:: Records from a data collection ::
■ ■ ■ ■

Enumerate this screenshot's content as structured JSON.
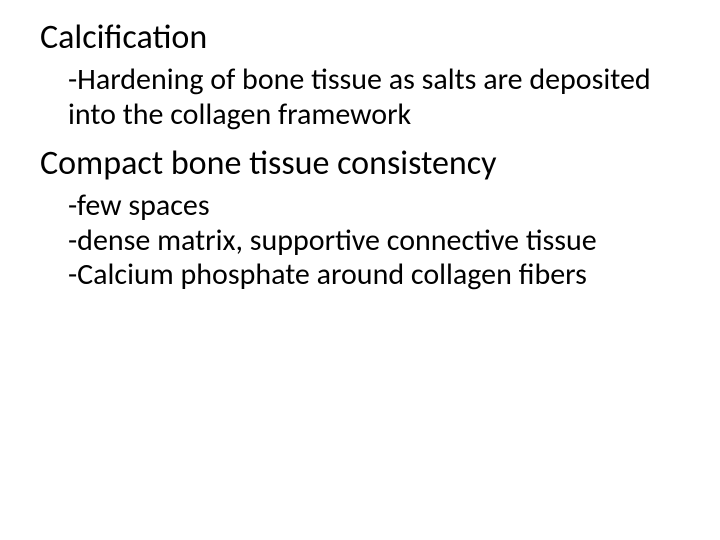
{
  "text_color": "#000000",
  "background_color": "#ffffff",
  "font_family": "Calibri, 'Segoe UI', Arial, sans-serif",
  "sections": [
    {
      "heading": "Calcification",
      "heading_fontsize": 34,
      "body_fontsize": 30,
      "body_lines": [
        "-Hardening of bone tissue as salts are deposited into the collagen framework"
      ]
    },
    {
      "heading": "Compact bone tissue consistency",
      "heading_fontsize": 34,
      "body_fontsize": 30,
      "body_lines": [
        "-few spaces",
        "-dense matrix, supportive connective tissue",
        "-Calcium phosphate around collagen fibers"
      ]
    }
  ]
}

■ ■ ■ ■

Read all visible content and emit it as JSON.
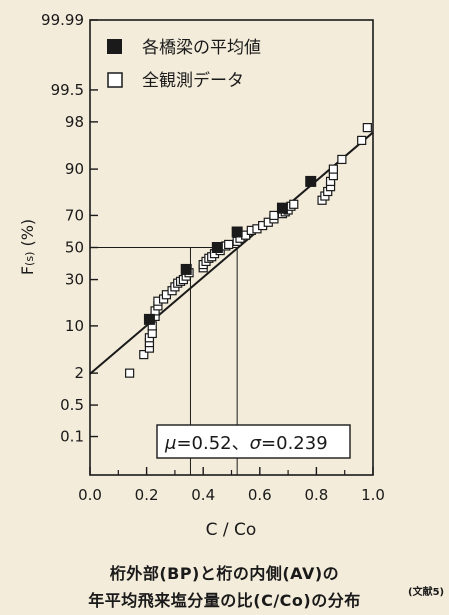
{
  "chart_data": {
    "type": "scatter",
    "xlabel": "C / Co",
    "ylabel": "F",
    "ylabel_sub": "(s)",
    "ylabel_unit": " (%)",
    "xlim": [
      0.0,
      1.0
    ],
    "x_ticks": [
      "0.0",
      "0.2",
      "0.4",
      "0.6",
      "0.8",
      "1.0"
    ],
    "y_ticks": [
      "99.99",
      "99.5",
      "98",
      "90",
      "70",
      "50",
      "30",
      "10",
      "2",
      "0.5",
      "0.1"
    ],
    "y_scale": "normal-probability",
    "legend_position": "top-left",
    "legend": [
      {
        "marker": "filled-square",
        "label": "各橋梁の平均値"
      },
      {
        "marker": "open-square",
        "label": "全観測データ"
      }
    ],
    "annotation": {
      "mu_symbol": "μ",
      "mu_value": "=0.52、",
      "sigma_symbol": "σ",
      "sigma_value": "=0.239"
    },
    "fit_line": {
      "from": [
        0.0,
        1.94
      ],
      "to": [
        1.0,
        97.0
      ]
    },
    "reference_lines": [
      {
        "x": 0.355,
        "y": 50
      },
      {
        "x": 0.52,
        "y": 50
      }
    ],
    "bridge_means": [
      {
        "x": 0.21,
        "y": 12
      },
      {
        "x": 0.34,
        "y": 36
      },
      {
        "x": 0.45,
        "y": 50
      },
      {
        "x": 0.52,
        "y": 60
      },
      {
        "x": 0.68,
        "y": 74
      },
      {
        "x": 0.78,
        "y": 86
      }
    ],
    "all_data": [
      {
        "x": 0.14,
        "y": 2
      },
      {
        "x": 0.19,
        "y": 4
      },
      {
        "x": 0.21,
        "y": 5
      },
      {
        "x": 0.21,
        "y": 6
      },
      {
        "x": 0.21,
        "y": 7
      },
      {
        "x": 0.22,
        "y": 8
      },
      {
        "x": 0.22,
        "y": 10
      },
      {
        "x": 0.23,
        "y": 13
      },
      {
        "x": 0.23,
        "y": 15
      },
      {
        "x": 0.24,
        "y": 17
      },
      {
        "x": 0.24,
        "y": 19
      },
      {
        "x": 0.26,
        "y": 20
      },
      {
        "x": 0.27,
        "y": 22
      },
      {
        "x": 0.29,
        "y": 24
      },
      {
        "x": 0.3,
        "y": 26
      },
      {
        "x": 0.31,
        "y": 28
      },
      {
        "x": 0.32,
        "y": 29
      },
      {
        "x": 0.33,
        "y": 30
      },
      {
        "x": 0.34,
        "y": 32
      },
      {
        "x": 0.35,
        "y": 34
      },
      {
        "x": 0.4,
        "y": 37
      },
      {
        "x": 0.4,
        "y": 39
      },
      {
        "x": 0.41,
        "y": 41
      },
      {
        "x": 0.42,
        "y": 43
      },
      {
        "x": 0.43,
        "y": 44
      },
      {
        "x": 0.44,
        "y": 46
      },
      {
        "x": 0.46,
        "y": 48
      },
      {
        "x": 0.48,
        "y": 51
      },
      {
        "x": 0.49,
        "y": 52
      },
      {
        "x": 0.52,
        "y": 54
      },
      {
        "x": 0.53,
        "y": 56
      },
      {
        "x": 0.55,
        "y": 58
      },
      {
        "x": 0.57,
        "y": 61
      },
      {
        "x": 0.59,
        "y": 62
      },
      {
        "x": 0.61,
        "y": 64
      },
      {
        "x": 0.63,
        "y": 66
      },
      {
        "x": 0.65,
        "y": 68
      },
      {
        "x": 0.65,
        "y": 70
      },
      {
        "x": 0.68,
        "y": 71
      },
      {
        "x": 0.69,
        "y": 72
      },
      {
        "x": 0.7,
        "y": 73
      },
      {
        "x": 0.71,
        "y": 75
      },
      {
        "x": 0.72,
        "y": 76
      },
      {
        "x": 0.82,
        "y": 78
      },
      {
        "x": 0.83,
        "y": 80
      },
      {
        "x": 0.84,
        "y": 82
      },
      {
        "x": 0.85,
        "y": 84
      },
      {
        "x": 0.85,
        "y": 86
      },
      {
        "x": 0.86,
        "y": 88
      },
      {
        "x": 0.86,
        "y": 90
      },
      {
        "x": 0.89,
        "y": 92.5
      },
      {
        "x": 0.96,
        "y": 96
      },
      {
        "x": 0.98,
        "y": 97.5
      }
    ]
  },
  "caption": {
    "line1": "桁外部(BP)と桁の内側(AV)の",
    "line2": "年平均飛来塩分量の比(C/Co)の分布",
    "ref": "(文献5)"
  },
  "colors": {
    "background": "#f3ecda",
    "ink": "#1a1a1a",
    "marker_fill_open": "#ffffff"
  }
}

■ ■ ■ ■

:: EXERCISE GOAL ::
Within the records, how many lines include "bone"? The answer is the number and nothing else.

:: RESPONSE TO THE TASK ::
2